TASK
Rewrite the listing with each occurrence of "grid-line" changed to "table-divider". Leave everything else unchanged.

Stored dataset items
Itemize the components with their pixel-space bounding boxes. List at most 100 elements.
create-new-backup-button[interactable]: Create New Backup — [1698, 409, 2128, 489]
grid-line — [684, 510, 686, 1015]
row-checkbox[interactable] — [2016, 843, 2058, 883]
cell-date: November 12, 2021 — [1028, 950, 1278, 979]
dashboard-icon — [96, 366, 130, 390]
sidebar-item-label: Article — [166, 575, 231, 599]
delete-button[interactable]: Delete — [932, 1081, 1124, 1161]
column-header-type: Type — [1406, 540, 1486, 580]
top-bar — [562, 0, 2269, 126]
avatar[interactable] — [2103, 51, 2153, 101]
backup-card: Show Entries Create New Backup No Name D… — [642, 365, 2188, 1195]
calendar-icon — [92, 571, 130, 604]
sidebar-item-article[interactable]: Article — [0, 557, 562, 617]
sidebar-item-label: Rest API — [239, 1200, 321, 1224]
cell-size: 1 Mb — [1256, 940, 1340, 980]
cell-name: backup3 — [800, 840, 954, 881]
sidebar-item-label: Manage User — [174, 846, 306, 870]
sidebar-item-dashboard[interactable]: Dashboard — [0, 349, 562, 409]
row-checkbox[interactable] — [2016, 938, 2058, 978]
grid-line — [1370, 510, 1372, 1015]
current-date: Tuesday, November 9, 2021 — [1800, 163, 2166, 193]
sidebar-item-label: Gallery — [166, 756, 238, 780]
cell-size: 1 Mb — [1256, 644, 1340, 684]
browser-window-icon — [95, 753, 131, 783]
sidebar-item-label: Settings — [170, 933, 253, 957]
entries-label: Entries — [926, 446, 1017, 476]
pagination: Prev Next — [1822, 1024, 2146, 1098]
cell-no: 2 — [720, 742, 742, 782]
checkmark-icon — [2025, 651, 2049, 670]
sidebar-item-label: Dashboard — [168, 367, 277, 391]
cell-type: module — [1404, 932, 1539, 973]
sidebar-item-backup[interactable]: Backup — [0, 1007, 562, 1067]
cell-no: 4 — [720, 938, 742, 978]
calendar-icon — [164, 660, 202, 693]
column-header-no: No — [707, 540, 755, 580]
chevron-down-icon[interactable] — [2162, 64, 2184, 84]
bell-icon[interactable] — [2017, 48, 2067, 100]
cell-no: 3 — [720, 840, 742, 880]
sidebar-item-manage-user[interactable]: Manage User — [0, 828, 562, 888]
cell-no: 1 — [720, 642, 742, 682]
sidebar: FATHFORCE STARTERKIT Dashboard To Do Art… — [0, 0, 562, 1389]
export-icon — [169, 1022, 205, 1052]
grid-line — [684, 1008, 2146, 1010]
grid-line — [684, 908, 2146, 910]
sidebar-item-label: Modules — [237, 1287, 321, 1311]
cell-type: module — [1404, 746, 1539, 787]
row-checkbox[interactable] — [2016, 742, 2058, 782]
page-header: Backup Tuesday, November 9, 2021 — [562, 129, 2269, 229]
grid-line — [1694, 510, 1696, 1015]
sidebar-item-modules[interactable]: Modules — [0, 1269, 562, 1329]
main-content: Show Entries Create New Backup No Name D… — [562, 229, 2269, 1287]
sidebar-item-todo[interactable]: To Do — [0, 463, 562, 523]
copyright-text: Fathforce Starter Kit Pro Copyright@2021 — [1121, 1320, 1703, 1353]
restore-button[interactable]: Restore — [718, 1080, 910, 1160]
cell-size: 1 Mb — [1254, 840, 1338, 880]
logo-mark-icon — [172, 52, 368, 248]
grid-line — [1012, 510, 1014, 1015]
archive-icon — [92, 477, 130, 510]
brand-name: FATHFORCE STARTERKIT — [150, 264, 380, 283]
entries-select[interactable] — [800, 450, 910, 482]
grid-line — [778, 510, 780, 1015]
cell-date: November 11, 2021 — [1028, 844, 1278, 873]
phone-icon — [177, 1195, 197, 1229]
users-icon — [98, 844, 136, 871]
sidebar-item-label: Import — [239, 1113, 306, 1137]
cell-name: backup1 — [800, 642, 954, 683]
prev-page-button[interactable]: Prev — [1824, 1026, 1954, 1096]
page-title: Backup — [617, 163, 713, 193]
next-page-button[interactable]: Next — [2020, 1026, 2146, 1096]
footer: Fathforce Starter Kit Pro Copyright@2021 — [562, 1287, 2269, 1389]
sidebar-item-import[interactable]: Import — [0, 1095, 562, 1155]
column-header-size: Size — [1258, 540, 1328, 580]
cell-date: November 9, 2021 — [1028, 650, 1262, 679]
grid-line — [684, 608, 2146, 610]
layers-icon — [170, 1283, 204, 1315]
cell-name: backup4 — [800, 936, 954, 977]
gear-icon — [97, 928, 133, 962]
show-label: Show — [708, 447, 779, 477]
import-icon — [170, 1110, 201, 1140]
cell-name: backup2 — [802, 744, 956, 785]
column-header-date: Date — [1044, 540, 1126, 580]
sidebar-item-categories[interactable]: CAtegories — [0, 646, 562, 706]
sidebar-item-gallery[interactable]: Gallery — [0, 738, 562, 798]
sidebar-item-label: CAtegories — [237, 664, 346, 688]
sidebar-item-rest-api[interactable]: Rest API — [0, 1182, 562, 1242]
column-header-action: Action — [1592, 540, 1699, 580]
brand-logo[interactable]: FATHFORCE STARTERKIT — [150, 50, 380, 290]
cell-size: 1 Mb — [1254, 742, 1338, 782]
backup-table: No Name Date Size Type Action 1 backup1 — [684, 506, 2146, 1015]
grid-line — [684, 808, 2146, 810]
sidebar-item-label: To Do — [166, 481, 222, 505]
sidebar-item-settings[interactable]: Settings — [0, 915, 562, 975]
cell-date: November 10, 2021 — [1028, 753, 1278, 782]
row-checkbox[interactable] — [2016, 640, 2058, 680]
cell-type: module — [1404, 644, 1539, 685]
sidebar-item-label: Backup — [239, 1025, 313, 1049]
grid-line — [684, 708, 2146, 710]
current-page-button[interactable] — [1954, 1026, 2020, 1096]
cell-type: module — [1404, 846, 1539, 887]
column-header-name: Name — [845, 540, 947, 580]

ANSWER TO THIS EXERCISE
Itemize the components with their pixel-space bounding boxes. List at most 100 elements.
create-new-backup-button[interactable]: Create New Backup — [1698, 409, 2128, 489]
table-divider — [684, 510, 686, 1015]
row-checkbox[interactable] — [2016, 843, 2058, 883]
cell-date: November 12, 2021 — [1028, 950, 1278, 979]
dashboard-icon — [96, 366, 130, 390]
sidebar-item-label: Article — [166, 575, 231, 599]
delete-button[interactable]: Delete — [932, 1081, 1124, 1161]
column-header-type: Type — [1406, 540, 1486, 580]
top-bar — [562, 0, 2269, 126]
avatar[interactable] — [2103, 51, 2153, 101]
backup-card: Show Entries Create New Backup No Name D… — [642, 365, 2188, 1195]
calendar-icon — [92, 571, 130, 604]
sidebar-item-article[interactable]: Article — [0, 557, 562, 617]
sidebar-item-label: Rest API — [239, 1200, 321, 1224]
cell-size: 1 Mb — [1256, 940, 1340, 980]
cell-name: backup3 — [800, 840, 954, 881]
sidebar-item-label: Manage User — [174, 846, 306, 870]
sidebar-item-dashboard[interactable]: Dashboard — [0, 349, 562, 409]
row-checkbox[interactable] — [2016, 938, 2058, 978]
table-divider — [1370, 510, 1372, 1015]
current-date: Tuesday, November 9, 2021 — [1800, 163, 2166, 193]
sidebar-item-label: Gallery — [166, 756, 238, 780]
cell-size: 1 Mb — [1256, 644, 1340, 684]
browser-window-icon — [95, 753, 131, 783]
sidebar-item-label: Settings — [170, 933, 253, 957]
entries-label: Entries — [926, 446, 1017, 476]
pagination: Prev Next — [1822, 1024, 2146, 1098]
cell-no: 2 — [720, 742, 742, 782]
checkmark-icon — [2025, 651, 2049, 670]
sidebar-item-label: Dashboard — [168, 367, 277, 391]
cell-type: module — [1404, 932, 1539, 973]
sidebar-item-backup[interactable]: Backup — [0, 1007, 562, 1067]
cell-no: 4 — [720, 938, 742, 978]
calendar-icon — [164, 660, 202, 693]
column-header-no: No — [707, 540, 755, 580]
chevron-down-icon[interactable] — [2162, 64, 2184, 84]
bell-icon[interactable] — [2017, 48, 2067, 100]
cell-no: 3 — [720, 840, 742, 880]
sidebar-item-manage-user[interactable]: Manage User — [0, 828, 562, 888]
cell-no: 1 — [720, 642, 742, 682]
sidebar: FATHFORCE STARTERKIT Dashboard To Do Art… — [0, 0, 562, 1389]
export-icon — [169, 1022, 205, 1052]
table-divider — [684, 1008, 2146, 1010]
table-divider — [684, 908, 2146, 910]
sidebar-item-label: Modules — [237, 1287, 321, 1311]
cell-type: module — [1404, 746, 1539, 787]
row-checkbox[interactable] — [2016, 742, 2058, 782]
page-header: Backup Tuesday, November 9, 2021 — [562, 129, 2269, 229]
table-divider — [1694, 510, 1696, 1015]
sidebar-item-modules[interactable]: Modules — [0, 1269, 562, 1329]
main-content: Show Entries Create New Backup No Name D… — [562, 229, 2269, 1287]
sidebar-item-todo[interactable]: To Do — [0, 463, 562, 523]
copyright-text: Fathforce Starter Kit Pro Copyright@2021 — [1121, 1320, 1703, 1353]
restore-button[interactable]: Restore — [718, 1080, 910, 1160]
cell-size: 1 Mb — [1254, 840, 1338, 880]
logo-mark-icon — [172, 52, 368, 248]
table-divider — [1012, 510, 1014, 1015]
archive-icon — [92, 477, 130, 510]
brand-name: FATHFORCE STARTERKIT — [150, 264, 380, 283]
entries-select[interactable] — [800, 450, 910, 482]
table-divider — [778, 510, 780, 1015]
cell-date: November 11, 2021 — [1028, 844, 1278, 873]
phone-icon — [177, 1195, 197, 1229]
users-icon — [98, 844, 136, 871]
sidebar-item-label: Import — [239, 1113, 306, 1137]
cell-name: backup1 — [800, 642, 954, 683]
prev-page-button[interactable]: Prev — [1824, 1026, 1954, 1096]
page-title: Backup — [617, 163, 713, 193]
next-page-button[interactable]: Next — [2020, 1026, 2146, 1096]
footer: Fathforce Starter Kit Pro Copyright@2021 — [562, 1287, 2269, 1389]
sidebar-item-import[interactable]: Import — [0, 1095, 562, 1155]
column-header-size: Size — [1258, 540, 1328, 580]
cell-date: November 9, 2021 — [1028, 650, 1262, 679]
table-divider — [684, 608, 2146, 610]
layers-icon — [170, 1283, 204, 1315]
cell-name: backup4 — [800, 936, 954, 977]
gear-icon — [97, 928, 133, 962]
show-label: Show — [708, 447, 779, 477]
import-icon — [170, 1110, 201, 1140]
cell-name: backup2 — [802, 744, 956, 785]
column-header-date: Date — [1044, 540, 1126, 580]
sidebar-item-categories[interactable]: CAtegories — [0, 646, 562, 706]
sidebar-item-gallery[interactable]: Gallery — [0, 738, 562, 798]
sidebar-item-label: CAtegories — [237, 664, 346, 688]
sidebar-item-rest-api[interactable]: Rest API — [0, 1182, 562, 1242]
column-header-action: Action — [1592, 540, 1699, 580]
brand-logo[interactable]: FATHFORCE STARTERKIT — [150, 50, 380, 290]
cell-size: 1 Mb — [1254, 742, 1338, 782]
backup-table: No Name Date Size Type Action 1 backup1 — [684, 506, 2146, 1015]
table-divider — [684, 808, 2146, 810]
sidebar-item-label: To Do — [166, 481, 222, 505]
sidebar-item-settings[interactable]: Settings — [0, 915, 562, 975]
cell-date: November 10, 2021 — [1028, 753, 1278, 782]
row-checkbox[interactable] — [2016, 640, 2058, 680]
cell-type: module — [1404, 644, 1539, 685]
sidebar-item-label: Backup — [239, 1025, 313, 1049]
table-divider — [684, 708, 2146, 710]
current-page-button[interactable] — [1954, 1026, 2020, 1096]
cell-type: module — [1404, 846, 1539, 887]
column-header-name: Name — [845, 540, 947, 580]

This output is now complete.